Items from a figure collection:
• • • • • • •

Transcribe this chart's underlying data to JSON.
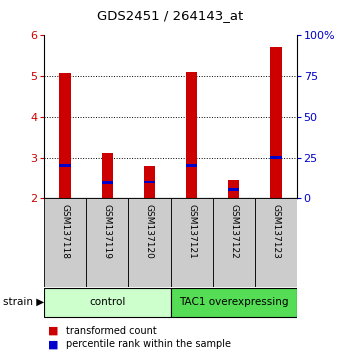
{
  "title": "GDS2451 / 264143_at",
  "samples": [
    "GSM137118",
    "GSM137119",
    "GSM137120",
    "GSM137121",
    "GSM137122",
    "GSM137123"
  ],
  "red_values": [
    5.07,
    3.1,
    2.78,
    5.1,
    2.45,
    5.72
  ],
  "blue_values": [
    2.8,
    2.38,
    2.4,
    2.8,
    2.22,
    3.0
  ],
  "ylim_left": [
    2,
    6
  ],
  "ylim_right": [
    0,
    100
  ],
  "right_ticks": [
    0,
    25,
    50,
    75,
    100
  ],
  "right_tick_labels": [
    "0",
    "25",
    "50",
    "75",
    "100%"
  ],
  "left_ticks": [
    2,
    3,
    4,
    5,
    6
  ],
  "groups": [
    {
      "label": "control",
      "indices": [
        0,
        1,
        2
      ],
      "color": "#ccffcc"
    },
    {
      "label": "TAC1 overexpressing",
      "indices": [
        3,
        4,
        5
      ],
      "color": "#55dd55"
    }
  ],
  "bar_width": 0.28,
  "red_color": "#cc0000",
  "blue_color": "#0000cc",
  "strain_label": "strain",
  "legend_red": "transformed count",
  "legend_blue": "percentile rank within the sample",
  "ylabel_left_color": "#cc0000",
  "ylabel_right_color": "#0000cc",
  "tick_area_bg": "#cccccc"
}
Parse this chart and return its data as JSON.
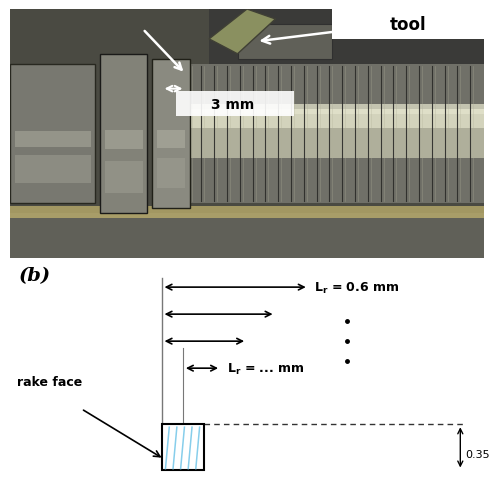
{
  "bg_color": "#ffffff",
  "label_b": "(b)",
  "label_tool": "tool",
  "label_3mm": "3 mm",
  "label_rake_face": "rake face",
  "label_Lr1": "L$_r$ = 0.6 mm",
  "label_Lr2": "L$_r$ = ... mm",
  "label_height_val": "0.35",
  "photo_bg": "#5a5a52",
  "photo_upper_bg": "#888880",
  "cylinder_light": "#c8c8b0",
  "cylinder_mid": "#909085",
  "cylinder_dark": "#3a3a35",
  "ring_face": "#6a6a60",
  "ring_edge": "#2a2a28",
  "tool_color": "#7a8060",
  "groove_color": "#282828",
  "top_machine_color": "#555550",
  "text_color_white": "#ffffff",
  "text_color_black": "#000000",
  "arrow_color_white": "#ffffff",
  "line_gray": "#777777",
  "blue_line": "#87ceeb",
  "dashed_color": "#333333"
}
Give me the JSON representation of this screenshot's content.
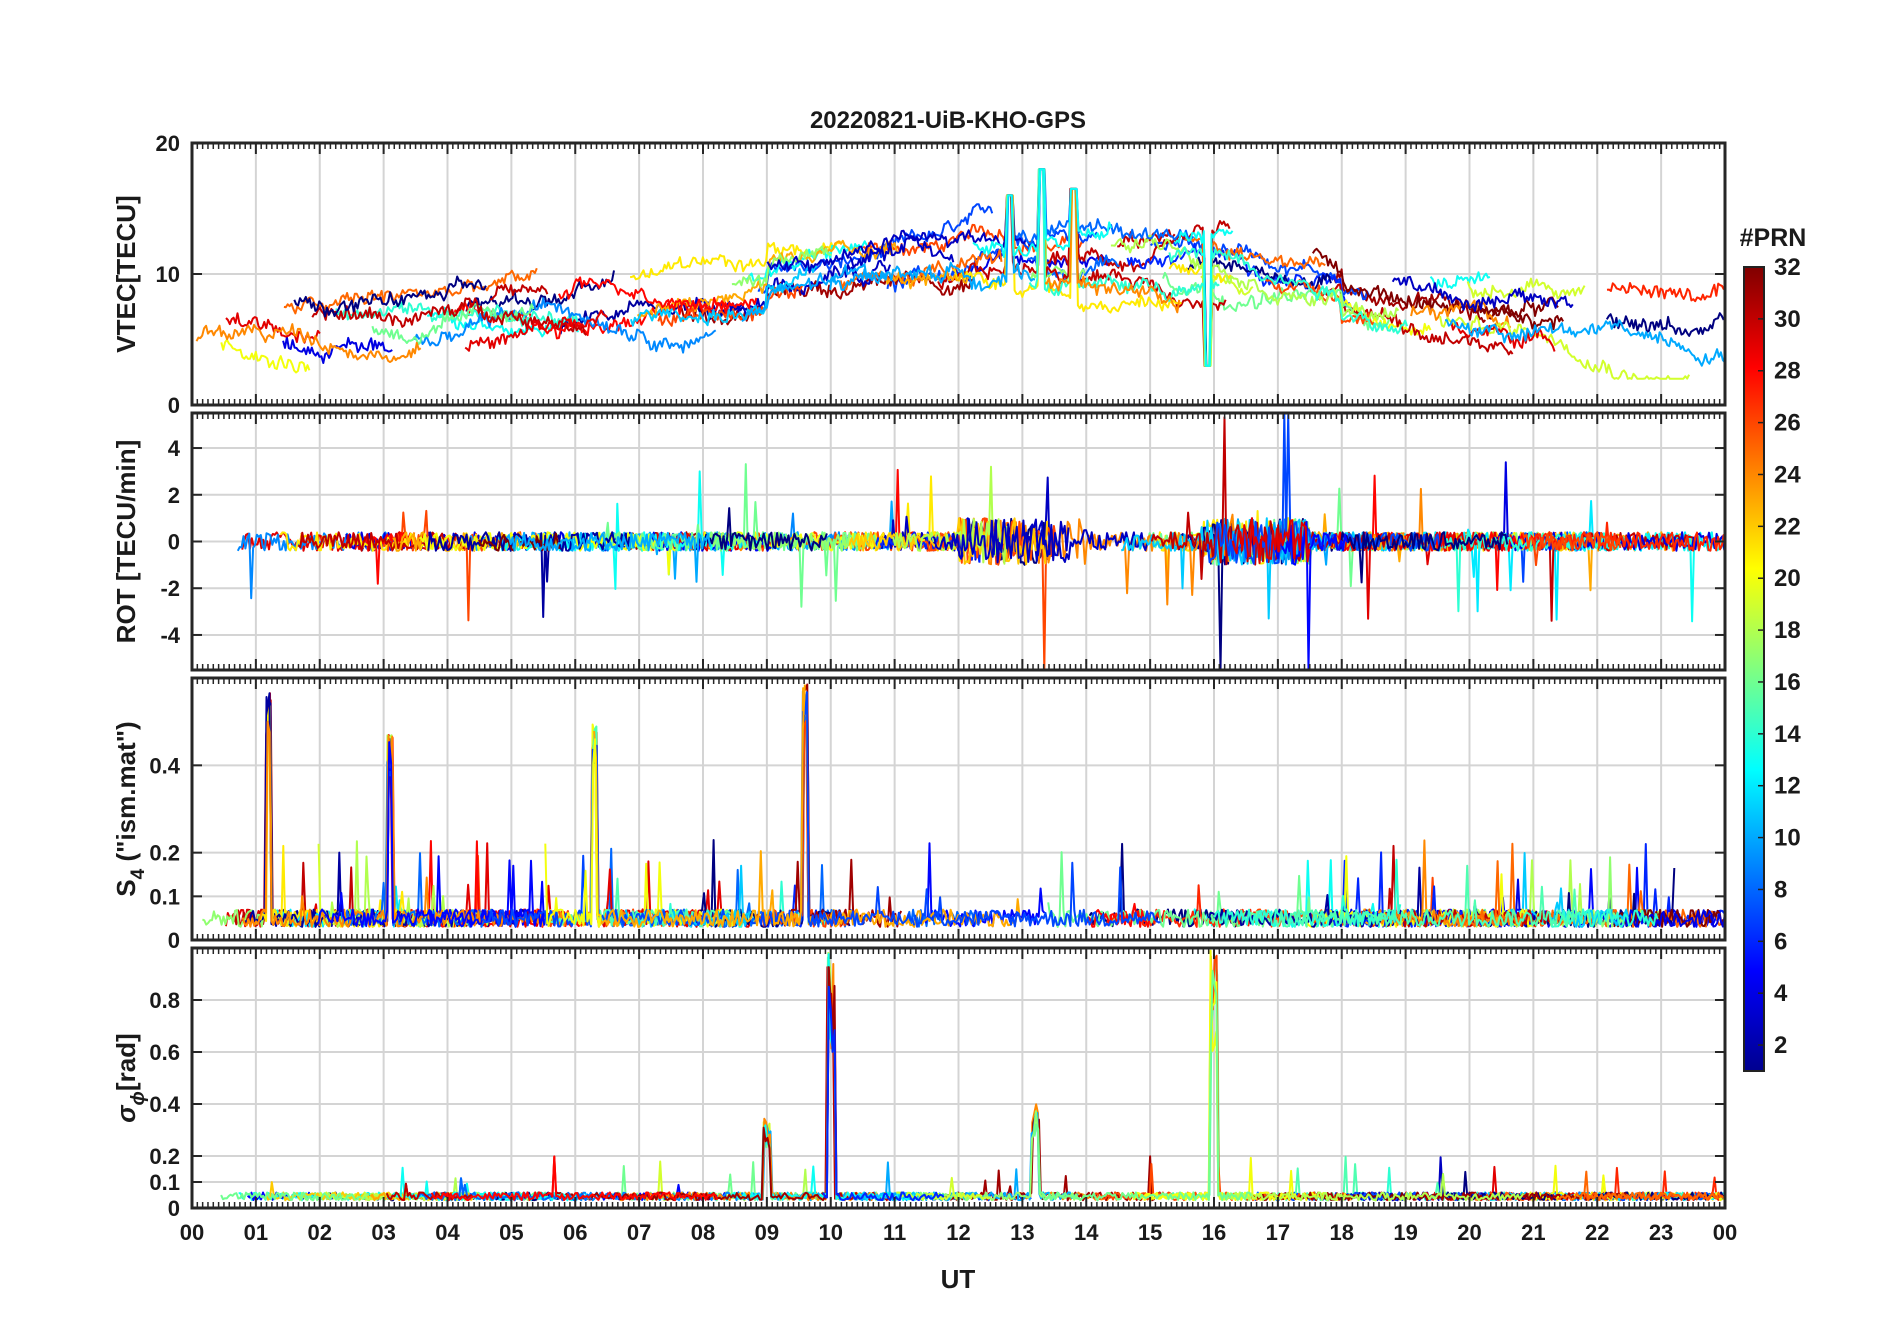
{
  "chart_data": {
    "type": "line",
    "title": "20220821-UiB-KHO-GPS",
    "xlabel": "UT",
    "x_tick_labels": [
      "00",
      "01",
      "02",
      "03",
      "04",
      "05",
      "06",
      "07",
      "08",
      "09",
      "10",
      "11",
      "12",
      "13",
      "14",
      "15",
      "16",
      "17",
      "18",
      "19",
      "20",
      "21",
      "22",
      "23",
      "00"
    ],
    "xlim": [
      0,
      24
    ],
    "grid": true,
    "colorbar": {
      "label": "#PRN",
      "range": [
        1,
        32
      ],
      "ticks": [
        "2",
        "4",
        "6",
        "8",
        "10",
        "12",
        "14",
        "16",
        "18",
        "20",
        "22",
        "24",
        "26",
        "28",
        "30",
        "32"
      ],
      "colormap": "jet"
    },
    "panels": [
      {
        "id": "vtec",
        "ylabel": "VTEC[TECU]",
        "ylim": [
          0,
          20
        ],
        "yticks": [
          "0",
          "10",
          "20"
        ],
        "description_values": {
          "typical_range": [
            4,
            14
          ],
          "peaks": [
            {
              "ut": 13.3,
              "value": 18
            },
            {
              "ut": 12.8,
              "value": 16
            },
            {
              "ut": 13.8,
              "value": 16.5
            },
            {
              "ut": 15.9,
              "value": 3
            }
          ]
        }
      },
      {
        "id": "rot",
        "ylabel": "ROT [TECU/min]",
        "ylim": [
          -5.5,
          5.5
        ],
        "yticks": [
          "-4",
          "-2",
          "0",
          "2",
          "4"
        ],
        "description_values": {
          "typical_range": [
            -0.5,
            0.5
          ],
          "max_spike": 4.9,
          "min_spike": -5.5
        }
      },
      {
        "id": "s4",
        "ylabel_main": "S",
        "ylabel_sub": "4",
        "ylabel_rest": " (\"ism.mat\")",
        "ylim": [
          0,
          0.6
        ],
        "yticks": [
          "0",
          "0.1",
          "0.2",
          "0.4"
        ],
        "description_values": {
          "baseline": 0.03,
          "peaks": [
            {
              "ut": 1.2,
              "value": 0.57
            },
            {
              "ut": 9.6,
              "value": 0.6
            },
            {
              "ut": 6.3,
              "value": 0.5
            },
            {
              "ut": 3.1,
              "value": 0.47
            }
          ]
        }
      },
      {
        "id": "sigma",
        "ylabel_main": "σ",
        "ylabel_sub": "ϕ",
        "ylabel_rest": "[rad]",
        "ylim": [
          0,
          1
        ],
        "yticks": [
          "0",
          "0.1",
          "0.2",
          "0.4",
          "0.6",
          "0.8"
        ],
        "description_values": {
          "baseline": 0.03,
          "peaks": [
            {
              "ut": 10.0,
              "value": 1.0
            },
            {
              "ut": 16.0,
              "value": 1.0
            },
            {
              "ut": 9.0,
              "value": 0.35
            },
            {
              "ut": 13.2,
              "value": 0.43
            }
          ]
        }
      }
    ]
  }
}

• • • • • • •

Make an exact copy of the whole listing, but don't bring over any pictures.

Transcribe this chart's underlying data to JSON.
{
  "title": "GDS2451 / 264143_at",
  "samples": [
    "GSM137118",
    "GSM137119",
    "GSM137120",
    "GSM137121",
    "GSM137122",
    "GSM137123"
  ],
  "red_values": [
    5.07,
    3.1,
    2.78,
    5.1,
    2.45,
    5.72
  ],
  "blue_values": [
    2.8,
    2.38,
    2.4,
    2.8,
    2.22,
    3.0
  ],
  "ylim_left": [
    2,
    6
  ],
  "ylim_right": [
    0,
    100
  ],
  "right_ticks": [
    0,
    25,
    50,
    75,
    100
  ],
  "right_tick_labels": [
    "0",
    "25",
    "50",
    "75",
    "100%"
  ],
  "left_ticks": [
    2,
    3,
    4,
    5,
    6
  ],
  "groups": [
    {
      "label": "control",
      "indices": [
        0,
        1,
        2
      ],
      "color": "#ccffcc"
    },
    {
      "label": "TAC1 overexpressing",
      "indices": [
        3,
        4,
        5
      ],
      "color": "#55dd55"
    }
  ],
  "bar_width": 0.28,
  "red_color": "#cc0000",
  "blue_color": "#0000cc",
  "strain_label": "strain",
  "legend_red": "transformed count",
  "legend_blue": "percentile rank within the sample",
  "ylabel_left_color": "#cc0000",
  "ylabel_right_color": "#0000cc",
  "tick_area_bg": "#cccccc"
}
Parse this chart and return its data as JSON.
{
  "bg_color": "#ffffff",
  "label_b": "(b)",
  "label_tool": "tool",
  "label_3mm": "3 mm",
  "label_rake_face": "rake face",
  "label_Lr1": "L$_r$ = 0.6 mm",
  "label_Lr2": "L$_r$ = ... mm",
  "label_height_val": "0.35",
  "photo_bg": "#5a5a52",
  "photo_upper_bg": "#888880",
  "cylinder_light": "#c8c8b0",
  "cylinder_mid": "#909085",
  "cylinder_dark": "#3a3a35",
  "ring_face": "#6a6a60",
  "ring_edge": "#2a2a28",
  "tool_color": "#7a8060",
  "groove_color": "#282828",
  "top_machine_color": "#555550",
  "text_color_white": "#ffffff",
  "text_color_black": "#000000",
  "arrow_color_white": "#ffffff",
  "line_gray": "#777777",
  "blue_line": "#87ceeb",
  "dashed_color": "#333333"
}
Give me the JSON representation of this screenshot's content.
{
  "chart_data": {
    "type": "line",
    "title": "20220821-UiB-KHO-GPS",
    "xlabel": "UT",
    "x_tick_labels": [
      "00",
      "01",
      "02",
      "03",
      "04",
      "05",
      "06",
      "07",
      "08",
      "09",
      "10",
      "11",
      "12",
      "13",
      "14",
      "15",
      "16",
      "17",
      "18",
      "19",
      "20",
      "21",
      "22",
      "23",
      "00"
    ],
    "xlim": [
      0,
      24
    ],
    "grid": true,
    "colorbar": {
      "label": "#PRN",
      "range": [
        1,
        32
      ],
      "ticks": [
        "2",
        "4",
        "6",
        "8",
        "10",
        "12",
        "14",
        "16",
        "18",
        "20",
        "22",
        "24",
        "26",
        "28",
        "30",
        "32"
      ],
      "colormap": "jet"
    },
    "panels": [
      {
        "id": "vtec",
        "ylabel": "VTEC[TECU]",
        "ylim": [
          0,
          20
        ],
        "yticks": [
          "0",
          "10",
          "20"
        ],
        "description_values": {
          "typical_range": [
            4,
            14
          ],
          "peaks": [
            {
              "ut": 13.3,
              "value": 18
            },
            {
              "ut": 12.8,
              "value": 16
            },
            {
              "ut": 13.8,
              "value": 16.5
            },
            {
              "ut": 15.9,
              "value": 3
            }
          ]
        }
      },
      {
        "id": "rot",
        "ylabel": "ROT [TECU/min]",
        "ylim": [
          -5.5,
          5.5
        ],
        "yticks": [
          "-4",
          "-2",
          "0",
          "2",
          "4"
        ],
        "description_values": {
          "typical_range": [
            -0.5,
            0.5
          ],
          "max_spike": 4.9,
          "min_spike": -5.5
        }
      },
      {
        "id": "s4",
        "ylabel_main": "S",
        "ylabel_sub": "4",
        "ylabel_rest": " (\"ism.mat\")",
        "ylim": [
          0,
          0.6
        ],
        "yticks": [
          "0",
          "0.1",
          "0.2",
          "0.4"
        ],
        "description_values": {
          "baseline": 0.03,
          "peaks": [
            {
              "ut": 1.2,
              "value": 0.57
            },
            {
              "ut": 9.6,
              "value": 0.6
            },
            {
              "ut": 6.3,
              "value": 0.5
            },
            {
              "ut": 3.1,
              "value": 0.47
            }
          ]
        }
      },
      {
        "id": "sigma",
        "ylabel_main": "σ",
        "ylabel_sub": "ϕ",
        "ylabel_rest": "[rad]",
        "ylim": [
          0,
          1
        ],
        "yticks": [
          "0",
          "0.1",
          "0.2",
          "0.4",
          "0.6",
          "0.8"
        ],
        "description_values": {
          "baseline": 0.03,
          "peaks": [
            {
              "ut": 10.0,
              "value": 1.0
            },
            {
              "ut": 16.0,
              "value": 1.0
            },
            {
              "ut": 9.0,
              "value": 0.35
            },
            {
              "ut": 13.2,
              "value": 0.43
            }
          ]
        }
      }
    ]
  }
}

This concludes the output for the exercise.